++++ Testo scelto ++++

Le automotrici ALn DAP, secondo alcune fonti note anche come ALn 663 DAP, erano rotabili ferroviari italiani con caratteristiche particolari derivati appunto dalle ALn 663 delle Ferrovie dello Stato delle quali riprendevano almeno in gran parte l'aspetto esteriore.

La sigla DAP è l'acronimo di Dipartimento Amministrazione Penitenziaria e le automotrici erano gestite dalle Ferrovie dello Stato per conto del Ministero di Grazia e Giustizia, che le acquistò nel 1996 per il trasporto dei detenuti da FIAT Ferroviaria.

Per questo loro uso particolare, a differenza delle normali ALn 663, esse furono costruite prive di intercomunicanti e dotate di corazzatura oltre che di vetri blindati che obbligarono all'installazione dell'aria condizionata.

++++

→ Compito 1:
Elenca tutti gli enti e le aziende nominati nel testo sulle automotrici ALn DAP.
→ Compito 2:
Nel testo sulle automotrici ALn DAP, riscrivi il passo che comincia con "Le automotrici ALn" e prosegue fino a "parte l'aspetto esteriore.", scambiando "rotabili ferroviari" con "veicoli ferroviari".
→ Compito 3:
In base al testo sulle automotrici ALn DAP, spiega perché su questi mezzi fu necessario installare l'aria condizionata.

++++ Estratti di dati ++++

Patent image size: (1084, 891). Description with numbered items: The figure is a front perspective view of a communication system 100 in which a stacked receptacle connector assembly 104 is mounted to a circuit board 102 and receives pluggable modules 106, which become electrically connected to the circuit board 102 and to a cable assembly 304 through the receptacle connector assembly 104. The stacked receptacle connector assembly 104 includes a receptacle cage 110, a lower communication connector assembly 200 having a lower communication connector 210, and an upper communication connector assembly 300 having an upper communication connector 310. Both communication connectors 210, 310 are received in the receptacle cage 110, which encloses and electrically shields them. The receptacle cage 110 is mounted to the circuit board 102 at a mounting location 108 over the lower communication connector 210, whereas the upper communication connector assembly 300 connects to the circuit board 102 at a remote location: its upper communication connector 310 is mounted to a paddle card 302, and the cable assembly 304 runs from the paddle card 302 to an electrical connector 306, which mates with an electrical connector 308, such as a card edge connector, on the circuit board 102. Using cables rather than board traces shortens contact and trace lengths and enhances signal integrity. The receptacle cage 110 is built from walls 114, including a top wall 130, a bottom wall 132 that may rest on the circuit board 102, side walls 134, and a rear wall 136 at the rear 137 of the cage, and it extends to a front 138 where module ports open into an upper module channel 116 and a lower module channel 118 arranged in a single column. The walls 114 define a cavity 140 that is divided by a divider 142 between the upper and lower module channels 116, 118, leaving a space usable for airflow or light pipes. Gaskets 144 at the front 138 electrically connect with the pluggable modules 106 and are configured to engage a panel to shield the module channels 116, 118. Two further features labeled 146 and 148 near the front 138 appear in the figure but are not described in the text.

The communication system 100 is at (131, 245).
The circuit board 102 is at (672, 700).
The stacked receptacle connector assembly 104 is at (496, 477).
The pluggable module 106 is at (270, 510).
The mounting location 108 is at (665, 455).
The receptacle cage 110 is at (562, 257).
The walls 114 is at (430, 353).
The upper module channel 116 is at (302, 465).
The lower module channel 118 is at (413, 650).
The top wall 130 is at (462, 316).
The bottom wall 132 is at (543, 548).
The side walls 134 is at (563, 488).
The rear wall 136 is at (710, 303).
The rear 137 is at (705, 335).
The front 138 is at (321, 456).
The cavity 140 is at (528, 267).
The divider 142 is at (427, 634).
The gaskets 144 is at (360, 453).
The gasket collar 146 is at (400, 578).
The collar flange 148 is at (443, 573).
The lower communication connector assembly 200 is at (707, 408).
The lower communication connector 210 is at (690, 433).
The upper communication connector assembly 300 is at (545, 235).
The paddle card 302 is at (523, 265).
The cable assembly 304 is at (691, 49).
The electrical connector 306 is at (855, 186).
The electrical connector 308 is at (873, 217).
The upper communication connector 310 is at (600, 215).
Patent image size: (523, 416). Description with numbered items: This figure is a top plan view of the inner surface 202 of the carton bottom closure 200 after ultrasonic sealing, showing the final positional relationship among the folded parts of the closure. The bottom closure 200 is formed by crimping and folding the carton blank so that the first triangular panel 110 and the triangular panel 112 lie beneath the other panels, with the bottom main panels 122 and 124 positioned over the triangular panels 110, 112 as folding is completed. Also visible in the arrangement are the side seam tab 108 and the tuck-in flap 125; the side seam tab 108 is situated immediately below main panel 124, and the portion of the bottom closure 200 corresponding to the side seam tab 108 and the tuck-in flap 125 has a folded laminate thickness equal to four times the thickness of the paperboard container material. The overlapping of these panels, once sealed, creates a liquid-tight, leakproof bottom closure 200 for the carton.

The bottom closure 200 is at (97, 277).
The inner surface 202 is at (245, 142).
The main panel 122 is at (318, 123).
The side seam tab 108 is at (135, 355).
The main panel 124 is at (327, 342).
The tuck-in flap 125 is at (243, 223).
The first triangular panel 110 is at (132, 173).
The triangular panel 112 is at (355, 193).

++++

→ La tua soluzione 1:
Ferrovie dello Stato, Dipartimento Amministrazione Penitenziaria, Ministero di Grazia e Giustizia, FIAT Ferroviaria.

→ La tua soluzione 2:
Le automotrici ALn DAP, secondo alcune fonti note anche come ALn 663 DAP, erano veicoli ferroviari italiani con caratteristiche particolari derivati appunto dalle ALn 663 delle Ferrovie dello Stato delle quali riprendevano almeno in gran parte l'aspetto esteriore.

→ La tua soluzione 3:
Le automotrici erano dotate di vetri blindati, che obbligarono all'installazione dell'aria condizionata.